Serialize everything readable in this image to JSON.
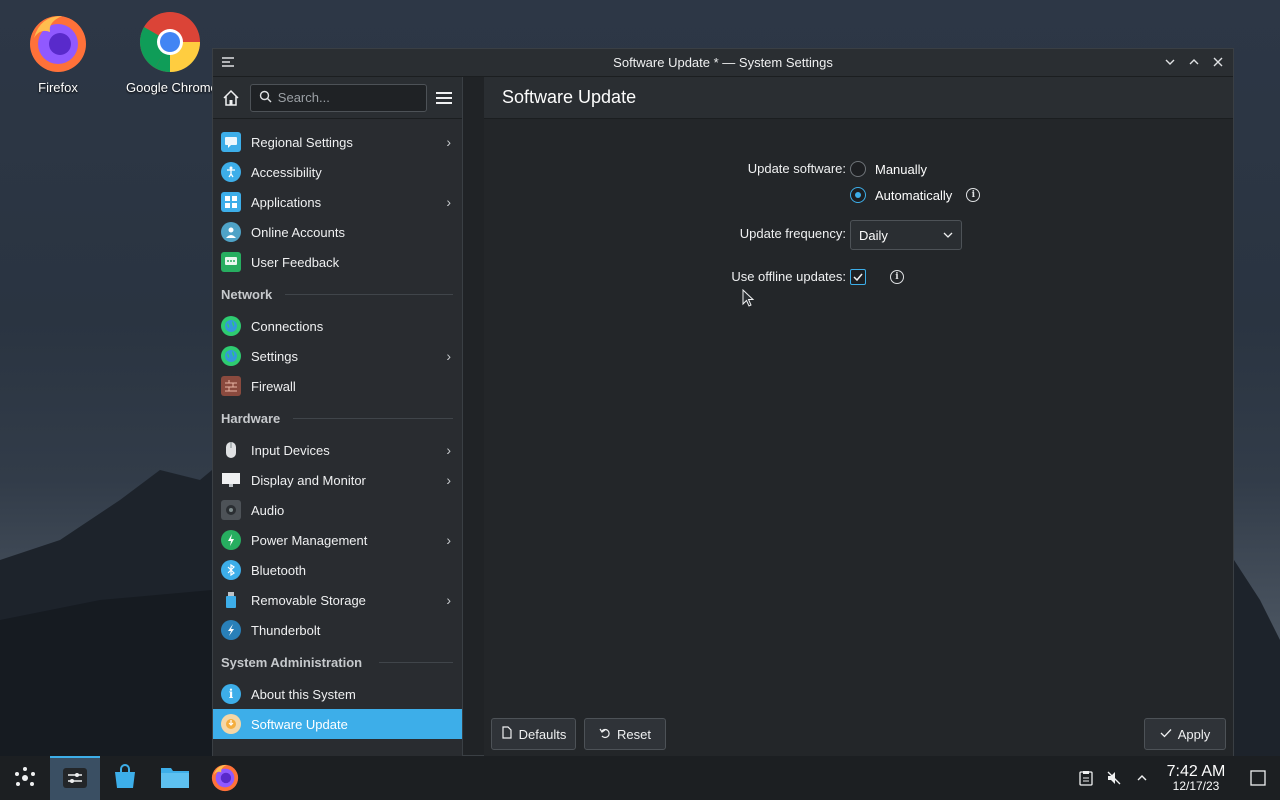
{
  "desktop": {
    "icons": [
      {
        "label": "Firefox",
        "icon": "firefox-icon"
      },
      {
        "label": "Google Chrome",
        "icon": "chrome-icon"
      }
    ]
  },
  "window": {
    "title": "Software Update * — System Settings"
  },
  "sidebar": {
    "search_placeholder": "Search...",
    "items_top": [
      {
        "label": "Regional Settings",
        "icon": "regional-settings-icon",
        "has_children": true,
        "color": "#3daee9"
      },
      {
        "label": "Accessibility",
        "icon": "accessibility-icon",
        "has_children": false,
        "color": "#3daee9"
      },
      {
        "label": "Applications",
        "icon": "applications-icon",
        "has_children": true,
        "color": "#3daee9"
      },
      {
        "label": "Online Accounts",
        "icon": "online-accounts-icon",
        "has_children": false,
        "color": "#4fa3c7"
      },
      {
        "label": "User Feedback",
        "icon": "user-feedback-icon",
        "has_children": false,
        "color": "#27ae60"
      }
    ],
    "network_header": "Network",
    "network_items": [
      {
        "label": "Connections",
        "icon": "globe-icon",
        "has_children": false
      },
      {
        "label": "Settings",
        "icon": "globe-icon",
        "has_children": true
      },
      {
        "label": "Firewall",
        "icon": "firewall-icon",
        "has_children": false
      }
    ],
    "hardware_header": "Hardware",
    "hardware_items": [
      {
        "label": "Input Devices",
        "icon": "mouse-icon",
        "has_children": true
      },
      {
        "label": "Display and Monitor",
        "icon": "monitor-icon",
        "has_children": true
      },
      {
        "label": "Audio",
        "icon": "speaker-icon",
        "has_children": false
      },
      {
        "label": "Power Management",
        "icon": "power-icon",
        "has_children": true
      },
      {
        "label": "Bluetooth",
        "icon": "bluetooth-icon",
        "has_children": false
      },
      {
        "label": "Removable Storage",
        "icon": "usb-icon",
        "has_children": true
      },
      {
        "label": "Thunderbolt",
        "icon": "thunderbolt-icon",
        "has_children": false
      }
    ],
    "sysadmin_header": "System Administration",
    "sysadmin_items": [
      {
        "label": "About this System",
        "icon": "info-icon",
        "has_children": false
      },
      {
        "label": "Software Update",
        "icon": "software-update-icon",
        "has_children": false,
        "active": true
      }
    ]
  },
  "main": {
    "title": "Software Update",
    "update_software_label": "Update software:",
    "option_manually": "Manually",
    "option_automatically": "Automatically",
    "selected_option": "Automatically",
    "update_frequency_label": "Update frequency:",
    "update_frequency_value": "Daily",
    "offline_updates_label": "Use offline updates:",
    "offline_updates_checked": true,
    "defaults_button": "Defaults",
    "reset_button": "Reset",
    "apply_button": "Apply"
  },
  "taskbar": {
    "time": "7:42 AM",
    "date": "12/17/23"
  },
  "colors": {
    "accent": "#3daee9",
    "window_bg": "#232629",
    "sidebar_bg": "#292c30"
  }
}
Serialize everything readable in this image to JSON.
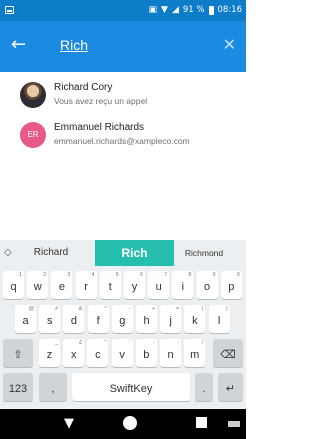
{
  "status": {
    "battery": "91 %",
    "time": "08:16"
  },
  "search": {
    "query": "Rich"
  },
  "results": [
    {
      "name": "Richard Cory",
      "subtitle": "Vous avez reçu un appel"
    },
    {
      "name": "Emmanuel Richards",
      "subtitle": "emmanuel.richards@xampleco.com",
      "initials": "ER"
    }
  ],
  "keyboard": {
    "suggestions": [
      "Richard",
      "Rich",
      "Richmond"
    ],
    "row1": [
      [
        "q",
        "1"
      ],
      [
        "w",
        "2"
      ],
      [
        "e",
        "3"
      ],
      [
        "r",
        "4"
      ],
      [
        "t",
        "5"
      ],
      [
        "y",
        "6"
      ],
      [
        "u",
        "7"
      ],
      [
        "i",
        "8"
      ],
      [
        "o",
        "9"
      ],
      [
        "p",
        "0"
      ]
    ],
    "row2": [
      [
        "a",
        "@"
      ],
      [
        "s",
        "#"
      ],
      [
        "d",
        "&"
      ],
      [
        "f",
        "*"
      ],
      [
        "g",
        "-"
      ],
      [
        "h",
        "+"
      ],
      [
        "j",
        "="
      ],
      [
        "k",
        "("
      ],
      [
        "l",
        ")"
      ]
    ],
    "row3": [
      [
        "z",
        "_"
      ],
      [
        "x",
        "£"
      ],
      [
        "c",
        "\""
      ],
      [
        "v",
        "'"
      ],
      [
        "b",
        ":"
      ],
      [
        "n",
        ";"
      ],
      [
        "m",
        "/"
      ]
    ],
    "bottom": {
      "numbers": "123",
      "comma": ",",
      "space": "SwiftKey",
      "period": "."
    }
  }
}
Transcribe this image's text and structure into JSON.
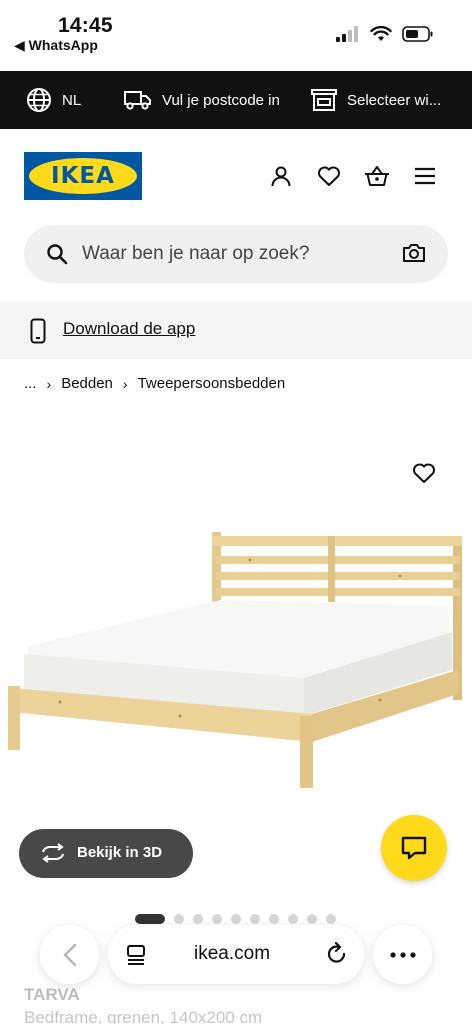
{
  "status_bar": {
    "time": "14:45",
    "back_app": "◀ WhatsApp"
  },
  "top_strip": {
    "language": "NL",
    "postcode": "Vul je postcode in",
    "store": "Selecteer wi..."
  },
  "header": {
    "logo_text": "IKEA",
    "icons": [
      "user-icon",
      "heart-icon",
      "basket-icon",
      "menu-icon"
    ]
  },
  "search": {
    "placeholder": "Waar ben je naar op zoek?"
  },
  "download_app": {
    "label": "Download de app"
  },
  "breadcrumb": {
    "ellipsis": "...",
    "items": [
      "Bedden",
      "Tweepersoonsbedden"
    ]
  },
  "product": {
    "view3d_label": "Bekijk in 3D",
    "name": "TARVA",
    "description": "Bedframe, grenen, 140x200 cm",
    "image_count": 10,
    "active_image": 1
  },
  "browser": {
    "url": "ikea.com"
  },
  "colors": {
    "ikea_blue": "#0058a3",
    "ikea_yellow": "#ffda1a",
    "strip_bg": "#111111"
  }
}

------------------------------------------------

— GOAL —
The records above are to be quoted exactly, with all pictures left out.

— ANSWER TO THIS TASK —
Serialize everything readable in this image to JSON.
{
  "desktop": {
    "icons": [
      {
        "label": "Firefox",
        "icon": "firefox-icon"
      },
      {
        "label": "Google Chrome",
        "icon": "chrome-icon"
      }
    ]
  },
  "window": {
    "title": "Software Update * — System Settings"
  },
  "sidebar": {
    "search_placeholder": "Search...",
    "items_top": [
      {
        "label": "Regional Settings",
        "icon": "regional-settings-icon",
        "has_children": true,
        "color": "#3daee9"
      },
      {
        "label": "Accessibility",
        "icon": "accessibility-icon",
        "has_children": false,
        "color": "#3daee9"
      },
      {
        "label": "Applications",
        "icon": "applications-icon",
        "has_children": true,
        "color": "#3daee9"
      },
      {
        "label": "Online Accounts",
        "icon": "online-accounts-icon",
        "has_children": false,
        "color": "#4fa3c7"
      },
      {
        "label": "User Feedback",
        "icon": "user-feedback-icon",
        "has_children": false,
        "color": "#27ae60"
      }
    ],
    "network_header": "Network",
    "network_items": [
      {
        "label": "Connections",
        "icon": "globe-icon",
        "has_children": false
      },
      {
        "label": "Settings",
        "icon": "globe-icon",
        "has_children": true
      },
      {
        "label": "Firewall",
        "icon": "firewall-icon",
        "has_children": false
      }
    ],
    "hardware_header": "Hardware",
    "hardware_items": [
      {
        "label": "Input Devices",
        "icon": "mouse-icon",
        "has_children": true
      },
      {
        "label": "Display and Monitor",
        "icon": "monitor-icon",
        "has_children": true
      },
      {
        "label": "Audio",
        "icon": "speaker-icon",
        "has_children": false
      },
      {
        "label": "Power Management",
        "icon": "power-icon",
        "has_children": true
      },
      {
        "label": "Bluetooth",
        "icon": "bluetooth-icon",
        "has_children": false
      },
      {
        "label": "Removable Storage",
        "icon": "usb-icon",
        "has_children": true
      },
      {
        "label": "Thunderbolt",
        "icon": "thunderbolt-icon",
        "has_children": false
      }
    ],
    "sysadmin_header": "System Administration",
    "sysadmin_items": [
      {
        "label": "About this System",
        "icon": "info-icon",
        "has_children": false
      },
      {
        "label": "Software Update",
        "icon": "software-update-icon",
        "has_children": false,
        "active": true
      }
    ]
  },
  "main": {
    "title": "Software Update",
    "update_software_label": "Update software:",
    "option_manually": "Manually",
    "option_automatically": "Automatically",
    "selected_option": "Automatically",
    "update_frequency_label": "Update frequency:",
    "update_frequency_value": "Daily",
    "offline_updates_label": "Use offline updates:",
    "offline_updates_checked": true,
    "defaults_button": "Defaults",
    "reset_button": "Reset",
    "apply_button": "Apply"
  },
  "taskbar": {
    "time": "7:42 AM",
    "date": "12/17/23"
  },
  "colors": {
    "accent": "#3daee9",
    "window_bg": "#232629",
    "sidebar_bg": "#292c30"
  }
}
Serialize everything readable in this image to JSON.
{
  "status": {
    "battery": "91 %",
    "time": "08:16"
  },
  "search": {
    "query": "Rich"
  },
  "results": [
    {
      "name": "Richard Cory",
      "subtitle": "Vous avez reçu un appel"
    },
    {
      "name": "Emmanuel Richards",
      "subtitle": "emmanuel.richards@xampleco.com",
      "initials": "ER"
    }
  ],
  "keyboard": {
    "suggestions": [
      "Richard",
      "Rich",
      "Richmond"
    ],
    "row1": [
      [
        "q",
        "1"
      ],
      [
        "w",
        "2"
      ],
      [
        "e",
        "3"
      ],
      [
        "r",
        "4"
      ],
      [
        "t",
        "5"
      ],
      [
        "y",
        "6"
      ],
      [
        "u",
        "7"
      ],
      [
        "i",
        "8"
      ],
      [
        "o",
        "9"
      ],
      [
        "p",
        "0"
      ]
    ],
    "row2": [
      [
        "a",
        "@"
      ],
      [
        "s",
        "#"
      ],
      [
        "d",
        "&"
      ],
      [
        "f",
        "*"
      ],
      [
        "g",
        "-"
      ],
      [
        "h",
        "+"
      ],
      [
        "j",
        "="
      ],
      [
        "k",
        "("
      ],
      [
        "l",
        ")"
      ]
    ],
    "row3": [
      [
        "z",
        "_"
      ],
      [
        "x",
        "£"
      ],
      [
        "c",
        "\""
      ],
      [
        "v",
        "'"
      ],
      [
        "b",
        ":"
      ],
      [
        "n",
        ";"
      ],
      [
        "m",
        "/"
      ]
    ],
    "bottom": {
      "numbers": "123",
      "comma": ",",
      "space": "SwiftKey",
      "period": "."
    }
  }
}
Transcribe this image's text and structure into JSON.
{
  "status_bar": {
    "time": "14:45",
    "back_app": "◀ WhatsApp"
  },
  "top_strip": {
    "language": "NL",
    "postcode": "Vul je postcode in",
    "store": "Selecteer wi..."
  },
  "header": {
    "logo_text": "IKEA",
    "icons": [
      "user-icon",
      "heart-icon",
      "basket-icon",
      "menu-icon"
    ]
  },
  "search": {
    "placeholder": "Waar ben je naar op zoek?"
  },
  "download_app": {
    "label": "Download de app"
  },
  "breadcrumb": {
    "ellipsis": "...",
    "items": [
      "Bedden",
      "Tweepersoonsbedden"
    ]
  },
  "product": {
    "view3d_label": "Bekijk in 3D",
    "name": "TARVA",
    "description": "Bedframe, grenen, 140x200 cm",
    "image_count": 10,
    "active_image": 1
  },
  "browser": {
    "url": "ikea.com"
  },
  "colors": {
    "ikea_blue": "#0058a3",
    "ikea_yellow": "#ffda1a",
    "strip_bg": "#111111"
  }
}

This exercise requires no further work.